§ **EXERCISE GOAL**: Beginning with the line that contains "What text is on this page?", extract each line through the end of the listing below, with no additions or omissions.
** start **
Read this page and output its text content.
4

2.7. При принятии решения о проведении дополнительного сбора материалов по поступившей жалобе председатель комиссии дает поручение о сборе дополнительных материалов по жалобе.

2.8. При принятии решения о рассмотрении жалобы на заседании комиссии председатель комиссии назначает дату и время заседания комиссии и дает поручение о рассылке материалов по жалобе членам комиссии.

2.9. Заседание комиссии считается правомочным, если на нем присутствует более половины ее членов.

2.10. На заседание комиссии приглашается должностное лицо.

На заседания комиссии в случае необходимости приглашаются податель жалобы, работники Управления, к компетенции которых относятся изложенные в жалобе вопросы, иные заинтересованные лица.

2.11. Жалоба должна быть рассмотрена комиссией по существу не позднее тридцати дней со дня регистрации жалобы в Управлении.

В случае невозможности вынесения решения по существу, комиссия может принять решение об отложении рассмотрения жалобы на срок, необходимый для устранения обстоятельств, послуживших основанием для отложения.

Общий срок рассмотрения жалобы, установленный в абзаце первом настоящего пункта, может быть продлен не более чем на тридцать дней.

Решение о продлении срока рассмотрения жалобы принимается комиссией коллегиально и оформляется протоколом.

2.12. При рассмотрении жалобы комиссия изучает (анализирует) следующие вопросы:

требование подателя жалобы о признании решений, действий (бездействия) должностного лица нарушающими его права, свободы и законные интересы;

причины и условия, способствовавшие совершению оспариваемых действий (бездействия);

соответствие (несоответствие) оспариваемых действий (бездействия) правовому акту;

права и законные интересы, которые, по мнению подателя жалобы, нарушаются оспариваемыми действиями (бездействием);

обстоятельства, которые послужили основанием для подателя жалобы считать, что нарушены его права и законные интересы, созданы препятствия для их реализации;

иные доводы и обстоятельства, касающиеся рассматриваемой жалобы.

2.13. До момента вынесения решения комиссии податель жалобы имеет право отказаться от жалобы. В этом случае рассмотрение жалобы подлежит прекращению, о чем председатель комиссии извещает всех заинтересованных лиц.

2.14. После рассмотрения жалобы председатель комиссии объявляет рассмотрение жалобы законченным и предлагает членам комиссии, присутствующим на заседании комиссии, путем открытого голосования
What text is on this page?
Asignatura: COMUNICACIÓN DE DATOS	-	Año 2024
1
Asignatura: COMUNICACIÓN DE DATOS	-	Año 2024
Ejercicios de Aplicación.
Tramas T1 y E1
** end **
§ **RESULT**:
What text is on this page?
Asignatura: COMUNICACIÓN DE DATOS	-	Año 2024
1
Asignatura: COMUNICACIÓN DE DATOS	-	Año 2024
Ejercicios de Aplicación.
Tramas T1 y E1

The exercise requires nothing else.